STATED EXERCISE -> Reproduce every entry in the listing without alteration.

INFORMATION GIVEN ->
▬▬▬▬▬▬

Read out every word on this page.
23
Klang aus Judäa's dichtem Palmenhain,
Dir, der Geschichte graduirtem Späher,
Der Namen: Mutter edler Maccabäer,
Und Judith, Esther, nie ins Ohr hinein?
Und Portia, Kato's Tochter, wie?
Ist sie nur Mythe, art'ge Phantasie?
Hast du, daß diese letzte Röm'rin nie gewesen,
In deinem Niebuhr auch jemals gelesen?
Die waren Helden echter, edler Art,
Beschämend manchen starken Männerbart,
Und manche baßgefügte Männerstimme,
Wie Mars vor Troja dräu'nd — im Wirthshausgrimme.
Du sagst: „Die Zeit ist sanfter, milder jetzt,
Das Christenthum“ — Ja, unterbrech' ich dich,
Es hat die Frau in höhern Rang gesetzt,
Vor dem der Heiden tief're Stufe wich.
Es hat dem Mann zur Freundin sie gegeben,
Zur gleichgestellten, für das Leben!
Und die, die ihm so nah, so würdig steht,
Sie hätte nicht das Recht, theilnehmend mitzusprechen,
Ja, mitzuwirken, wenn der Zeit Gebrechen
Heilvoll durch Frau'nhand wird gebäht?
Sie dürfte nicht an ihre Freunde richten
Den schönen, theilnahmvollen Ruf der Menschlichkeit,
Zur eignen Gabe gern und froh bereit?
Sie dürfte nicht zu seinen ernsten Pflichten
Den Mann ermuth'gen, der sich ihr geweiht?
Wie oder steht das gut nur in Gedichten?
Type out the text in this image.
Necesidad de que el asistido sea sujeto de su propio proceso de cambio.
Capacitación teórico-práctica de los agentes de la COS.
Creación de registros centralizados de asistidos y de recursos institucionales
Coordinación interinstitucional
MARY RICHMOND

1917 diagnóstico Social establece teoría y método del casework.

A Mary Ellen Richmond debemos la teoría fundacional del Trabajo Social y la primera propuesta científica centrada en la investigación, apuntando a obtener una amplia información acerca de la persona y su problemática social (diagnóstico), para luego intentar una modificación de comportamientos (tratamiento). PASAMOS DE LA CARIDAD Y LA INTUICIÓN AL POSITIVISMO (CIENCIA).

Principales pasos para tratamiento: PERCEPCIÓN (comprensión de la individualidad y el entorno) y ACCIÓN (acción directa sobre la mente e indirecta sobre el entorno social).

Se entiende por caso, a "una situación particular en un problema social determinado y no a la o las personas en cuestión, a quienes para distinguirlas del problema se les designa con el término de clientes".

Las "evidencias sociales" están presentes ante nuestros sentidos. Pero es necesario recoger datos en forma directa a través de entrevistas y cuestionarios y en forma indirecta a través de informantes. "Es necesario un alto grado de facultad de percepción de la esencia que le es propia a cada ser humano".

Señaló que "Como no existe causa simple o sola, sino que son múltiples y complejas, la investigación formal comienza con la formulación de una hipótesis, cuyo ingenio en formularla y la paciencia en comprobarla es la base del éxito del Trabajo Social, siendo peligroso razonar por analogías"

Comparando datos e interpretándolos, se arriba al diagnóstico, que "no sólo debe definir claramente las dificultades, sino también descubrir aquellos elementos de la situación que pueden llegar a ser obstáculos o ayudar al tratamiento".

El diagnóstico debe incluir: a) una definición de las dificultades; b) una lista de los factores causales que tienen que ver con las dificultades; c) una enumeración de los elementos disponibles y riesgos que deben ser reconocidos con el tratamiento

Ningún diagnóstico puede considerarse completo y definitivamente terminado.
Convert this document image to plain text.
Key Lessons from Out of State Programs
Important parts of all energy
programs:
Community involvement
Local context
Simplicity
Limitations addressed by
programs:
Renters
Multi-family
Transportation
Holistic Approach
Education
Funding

▬▬▬▬▬▬

WRITTEN ANSWER ->
Read out every word on this page.
23
Klang aus Judäa's dichtem Palmenhain,
Dir, der Geschichte graduirtem Späher,
Der Namen: Mutter edler Maccabäer,
Und Judith, Esther, nie ins Ohr hinein?
Und Portia, Kato's Tochter, wie?
Ist sie nur Mythe, art'ge Phantasie?
Hast du, daß diese letzte Röm'rin nie gewesen,
In deinem Niebuhr auch jemals gelesen?
Die waren Helden echter, edler Art,
Beschämend manchen starken Männerbart,
Und manche baßgefügte Männerstimme,
Wie Mars vor Troja dräu'nd — im Wirthshausgrimme.
Du sagst: „Die Zeit ist sanfter, milder jetzt,
Das Christenthum“ — Ja, unterbrech' ich dich,
Es hat die Frau in höhern Rang gesetzt,
Vor dem der Heiden tief're Stufe wich.
Es hat dem Mann zur Freundin sie gegeben,
Zur gleichgestellten, für das Leben!
Und die, die ihm so nah, so würdig steht,
Sie hätte nicht das Recht, theilnehmend mitzusprechen,
Ja, mitzuwirken, wenn der Zeit Gebrechen
Heilvoll durch Frau'nhand wird gebäht?
Sie dürfte nicht an ihre Freunde richten
Den schönen, theilnahmvollen Ruf der Menschlichkeit,
Zur eignen Gabe gern und froh bereit?
Sie dürfte nicht zu seinen ernsten Pflichten
Den Mann ermuth'gen, der sich ihr geweiht?
Wie oder steht das gut nur in Gedichten?
Type out the text in this image.
Necesidad de que el asistido sea sujeto de su propio proceso de cambio.
Capacitación teórico-práctica de los agentes de la COS.
Creación de registros centralizados de asistidos y de recursos institucionales
Coordinación interinstitucional
MARY RICHMOND

1917 diagnóstico Social establece teoría y método del casework.

A Mary Ellen Richmond debemos la teoría fundacional del Trabajo Social y la primera propuesta científica centrada en la investigación, apuntando a obtener una amplia información acerca de la persona y su problemática social (diagnóstico), para luego intentar una modificación de comportamientos (tratamiento). PASAMOS DE LA CARIDAD Y LA INTUICIÓN AL POSITIVISMO (CIENCIA).

Principales pasos para tratamiento: PERCEPCIÓN (comprensión de la individualidad y el entorno) y ACCIÓN (acción directa sobre la mente e indirecta sobre el entorno social).

Se entiende por caso, a "una situación particular en un problema social determinado y no a la o las personas en cuestión, a quienes para distinguirlas del problema se les designa con el término de clientes".

Las "evidencias sociales" están presentes ante nuestros sentidos. Pero es necesario recoger datos en forma directa a través de entrevistas y cuestionarios y en forma indirecta a través de informantes. "Es necesario un alto grado de facultad de percepción de la esencia que le es propia a cada ser humano".

Señaló que "Como no existe causa simple o sola, sino que son múltiples y complejas, la investigación formal comienza con la formulación de una hipótesis, cuyo ingenio en formularla y la paciencia en comprobarla es la base del éxito del Trabajo Social, siendo peligroso razonar por analogías"

Comparando datos e interpretándolos, se arriba al diagnóstico, que "no sólo debe definir claramente las dificultades, sino también descubrir aquellos elementos de la situación que pueden llegar a ser obstáculos o ayudar al tratamiento".

El diagnóstico debe incluir: a) una definición de las dificultades; b) una lista de los factores causales que tienen que ver con las dificultades; c) una enumeración de los elementos disponibles y riesgos que deben ser reconocidos con el tratamiento

Ningún diagnóstico puede considerarse completo y definitivamente terminado.
Convert this document image to plain text.
Key Lessons from Out of State Programs
Important parts of all energy
programs:
Community involvement
Local context
Simplicity
Limitations addressed by
programs:
Renters
Multi-family
Transportation
Holistic Approach
Education
Funding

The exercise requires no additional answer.